■ EXCERPTED TEXT

But isn’t it too much to expect a smashing Producers at Theatre Charlotte, where they don’t have a Broadway-sized budget – or even a spacious orchestra pit like the Halton’s? Make a couple of allowances and then prepare to be astonished.

Scenic design by Chris Timmons is cheesy, even by community theatre standards, and there are no live musicians in sight – or out of sight – at the Queens Road barn. Once you get past those visible and audible austerities, you can revel in the costume designs by Rachel Engstrom, so crucial to the big “Springtime for Hitler” climax, and in the deep cast, so necessary in putting over Brooks’ comedy and his schlocky score.

Benefitting from the embarrassment of riches that showed up at auditions, director Caroline Bower hasn’t squandered her good fortune. In David Catenazzo as Max, she has found a leading man who is as seedy as Timmons’ scenery. Mostly a secret kept in recent years by JStage at the Levine Jewish Community Center, where he has starred in A Year With Frog and Toad and Fiddler on the Roof, Catenazzo proves to have a strong singing voice to go along with his comedic gifts. He absolutely oozes corruption, eager to enlist humdrum accountant Leo Bloom to cook his books, eager to bilk show investors in a surefire flop, and rabid to shtup Ulla, the voluptuous Swedish actress who turns up early for auditions.

A second solid gold debut comes from Landon Sutton as the diffident Leo, more than nerdy enough for a numbers crusher who discovers how to pocket a shady profit from a Broadway flop. There’s pallid innocence to Sutton’s manner as Leo, plus a little endearing pudginess, that works well when he’s too timid to plunge into the crooked scheme he has inspired. But there’s a surprisingly strong and smooth singing voice when Leo jumps aboard on the reprise of “We Can Do It,” and hormonal heat in “That Face,” his serenade to Ulla.

Brooks’ book and lyrics are so politically incorrect that they still seem to draw a pass from the audience – apparently willing to overlook the sexist attitude toward Ulla and the mockery directed at Franz Liebkind, the pigeon-keeping diehard Nazi who has penned the worst musical script that Max has ever read, Springtime for Hitler. Bower makes the right choices in casting the very un-Swedish Hailey Thomas as Ulla, draping her curves with a modicum of modesty, and limiting her flirtatiousness in comparison with Max’s leering. The Sveedish accent is ba-a-a-d, which is paradoxically good, and she’s positively smashing in her Nazi eagle outfit.

■ WRITTEN PROBLEM A
Transcribe the part of the review of The Producers from "Scenic design by" up to and including "his schlocky score.".

Saved entries
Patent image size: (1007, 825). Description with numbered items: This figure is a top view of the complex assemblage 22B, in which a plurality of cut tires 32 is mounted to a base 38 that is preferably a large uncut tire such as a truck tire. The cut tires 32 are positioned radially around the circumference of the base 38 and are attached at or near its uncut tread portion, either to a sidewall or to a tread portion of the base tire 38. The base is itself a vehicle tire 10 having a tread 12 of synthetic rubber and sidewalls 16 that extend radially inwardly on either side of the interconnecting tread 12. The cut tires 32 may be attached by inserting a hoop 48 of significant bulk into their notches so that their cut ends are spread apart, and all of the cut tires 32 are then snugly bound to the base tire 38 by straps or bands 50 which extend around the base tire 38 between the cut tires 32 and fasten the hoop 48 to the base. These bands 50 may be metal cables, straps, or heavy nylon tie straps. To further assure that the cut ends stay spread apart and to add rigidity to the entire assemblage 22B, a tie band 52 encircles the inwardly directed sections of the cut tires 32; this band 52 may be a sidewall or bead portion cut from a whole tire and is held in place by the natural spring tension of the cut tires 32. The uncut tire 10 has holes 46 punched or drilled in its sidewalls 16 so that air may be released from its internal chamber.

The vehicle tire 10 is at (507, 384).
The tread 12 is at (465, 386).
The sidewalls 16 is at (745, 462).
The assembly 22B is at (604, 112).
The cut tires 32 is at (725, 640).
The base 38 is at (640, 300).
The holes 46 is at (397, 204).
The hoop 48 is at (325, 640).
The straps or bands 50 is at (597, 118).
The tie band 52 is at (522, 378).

■ WRITTEN PROBLEM B
Express the lines of the listing as a JSON list of strings, one per line, from the start of the listing up to and including the line with "The assembly 22B is at (604, 112).". Leave out blank lines.

■ WORKED ANSWER A
Scenic design by Chris Timmons is cheesy, even by community theatre standards, and there are no live musicians in sight – or out of sight – at the Queens Road barn. Once you get past those visible and audible austerities, you can revel in the costume designs by Rachel Engstrom, so crucial to the big “Springtime for Hitler” climax, and in the deep cast, so necessary in putting over Brooks’ comedy and his schlocky score.

■ WORKED ANSWER B
[
  "Patent image size: (1007, 825). Description with numbered items: This figure is a top view of the complex assemblage 22B, in which a plurality of cut tires 32 is mounted to a base 38 that is preferably a large uncut tire such as a truck tire. The cut tires 32 are positioned radially around the circumference of the base 38 and are attached at or near its uncut tread portion, either to a sidewall or to a tread portion of the base tire 38. The base is itself a vehicle tire 10 having a tread 12 of synthetic rubber and sidewalls 16 that extend radially inwardly on either side of the interconnecting tread 12. The cut tires 32 may be attached by inserting a hoop 48 of significant bulk into their notches so that their cut ends are spread apart, and all of the cut tires 32 are then snugly bound to the base tire 38 by straps or bands 50 which extend around the base tire 38 between the cut tires 32 and fasten the hoop 48 to the base. These bands 50 may be metal cables, straps, or heavy nylon tie straps. To further assure that the cut ends stay spread apart and to add rigidity to the entire assemblage 22B, a tie band 52 encircles the inwardly directed sections of the cut tires 32; this band 52 may be a sidewall or bead portion cut from a whole tire and is held in place by the natural spring tension of the cut tires 32. The uncut tire 10 has holes 46 punched or drilled in its sidewalls 16 so that air may be released from its internal chamber.",
  "The vehicle tire 10 is at (507, 384).",
  "The tread 12 is at (465, 386).",
  "The sidewalls 16 is at (745, 462).",
  "The assembly 22B is at (604, 112)."
]